What is expected: Would you transcribe the listing that follows, character for character, and omit its images?
——
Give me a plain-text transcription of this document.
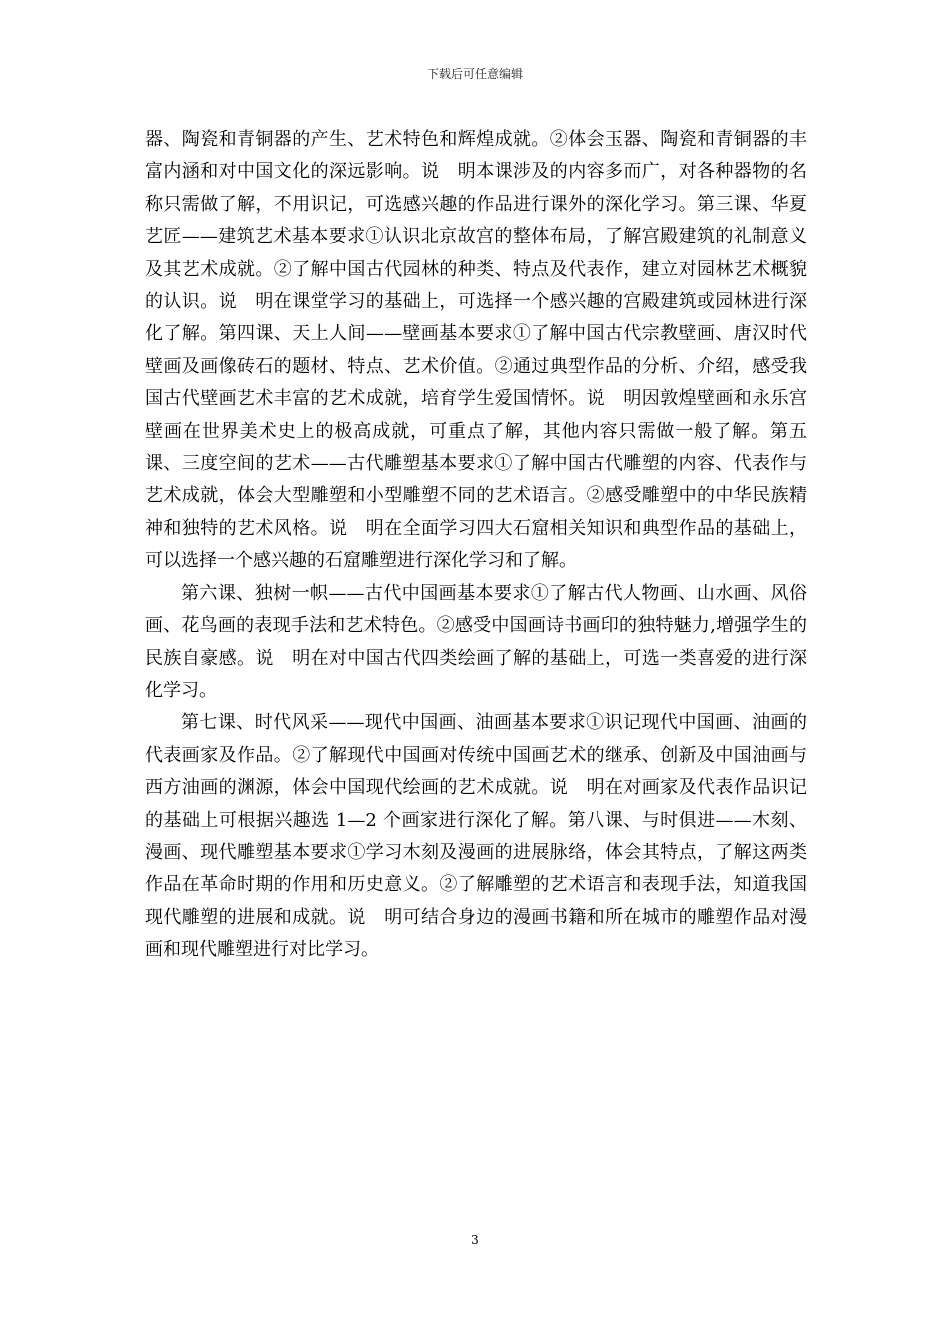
下载后可任意编辑

器、陶瓷和青铜器的产生、艺术特色和辉煌成就。②体会玉器、陶瓷和青铜器的丰富内涵和对中国文化的深远影响。说　明本课涉及的内容多而广，对各种器物的名称只需做了解，不用识记，可选感兴趣的作品进行课外的深化学习。第三课、华夏艺匠——建筑艺术基本要求①认识北京故宫的整体布局，了解宫殿建筑的礼制意义及其艺术成就。②了解中国古代园林的种类、特点及代表作，建立对园林艺术概貌的认识。说　明在课堂学习的基础上，可选择一个感兴趣的宫殿建筑或园林进行深化了解。第四课、天上人间——壁画基本要求①了解中国古代宗教壁画、唐汉时代壁画及画像砖石的题材、特点、艺术价值。②通过典型作品的分析、介绍，感受我国古代壁画艺术丰富的艺术成就，培育学生爱国情怀。说　明因敦煌壁画和永乐宫壁画在世界美术史上的极高成就，可重点了解，其他内容只需做一般了解。第五课、三度空间的艺术——古代雕塑基本要求①了解中国古代雕塑的内容、代表作与艺术成就，体会大型雕塑和小型雕塑不同的艺术语言。②感受雕塑中的中华民族精神和独特的艺术风格。说　明在全面学习四大石窟相关知识和典型作品的基础上，可以选择一个感兴趣的石窟雕塑进行深化学习和了解。

第六课、独树一帜——古代中国画基本要求①了解古代人物画、山水画、风俗画、花鸟画的表现手法和艺术特色。②感受中国画诗书画印的独特魅力,增强学生的民族自豪感。说　明在对中国古代四类绘画了解的基础上，可选一类喜爱的进行深化学习。

第七课、时代风采——现代中国画、油画基本要求①识记现代中国画、油画的代表画家及作品。②了解现代中国画对传统中国画艺术的继承、创新及中国油画与西方油画的渊源，体会中国现代绘画的艺术成就。说　明在对画家及代表作品识记的基础上可根据兴趣选 1—2 个画家进行深化了解。第八课、与时俱进——木刻、漫画、现代雕塑基本要求①学习木刻及漫画的进展脉络，体会其特点，了解这两类作品在革命时期的作用和历史意义。②了解雕塑的艺术语言和表现手法，知道我国现代雕塑的进展和成就。说　明可结合身边的漫画书籍和所在城市的雕塑作品对漫画和现代雕塑进行对比学习。

3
——
Output of the exercise:
Give me a plain-text transcription of this document.
下载后可任意编辑

器、陶瓷和青铜器的产生、艺术特色和辉煌成就。②体会玉器、陶瓷和青铜器的丰富内涵和对中国文化的深远影响。说　明本课涉及的内容多而广，对各种器物的名称只需做了解，不用识记，可选感兴趣的作品进行课外的深化学习。第三课、华夏艺匠——建筑艺术基本要求①认识北京故宫的整体布局，了解宫殿建筑的礼制意义及其艺术成就。②了解中国古代园林的种类、特点及代表作，建立对园林艺术概貌的认识。说　明在课堂学习的基础上，可选择一个感兴趣的宫殿建筑或园林进行深化了解。第四课、天上人间——壁画基本要求①了解中国古代宗教壁画、唐汉时代壁画及画像砖石的题材、特点、艺术价值。②通过典型作品的分析、介绍，感受我国古代壁画艺术丰富的艺术成就，培育学生爱国情怀。说　明因敦煌壁画和永乐宫壁画在世界美术史上的极高成就，可重点了解，其他内容只需做一般了解。第五课、三度空间的艺术——古代雕塑基本要求①了解中国古代雕塑的内容、代表作与艺术成就，体会大型雕塑和小型雕塑不同的艺术语言。②感受雕塑中的中华民族精神和独特的艺术风格。说　明在全面学习四大石窟相关知识和典型作品的基础上，可以选择一个感兴趣的石窟雕塑进行深化学习和了解。

第六课、独树一帜——古代中国画基本要求①了解古代人物画、山水画、风俗画、花鸟画的表现手法和艺术特色。②感受中国画诗书画印的独特魅力,增强学生的民族自豪感。说　明在对中国古代四类绘画了解的基础上，可选一类喜爱的进行深化学习。

第七课、时代风采——现代中国画、油画基本要求①识记现代中国画、油画的代表画家及作品。②了解现代中国画对传统中国画艺术的继承、创新及中国油画与西方油画的渊源，体会中国现代绘画的艺术成就。说　明在对画家及代表作品识记的基础上可根据兴趣选 1—2 个画家进行深化了解。第八课、与时俱进——木刻、漫画、现代雕塑基本要求①学习木刻及漫画的进展脉络，体会其特点，了解这两类作品在革命时期的作用和历史意义。②了解雕塑的艺术语言和表现手法，知道我国现代雕塑的进展和成就。说　明可结合身边的漫画书籍和所在城市的雕塑作品对漫画和现代雕塑进行对比学习。

3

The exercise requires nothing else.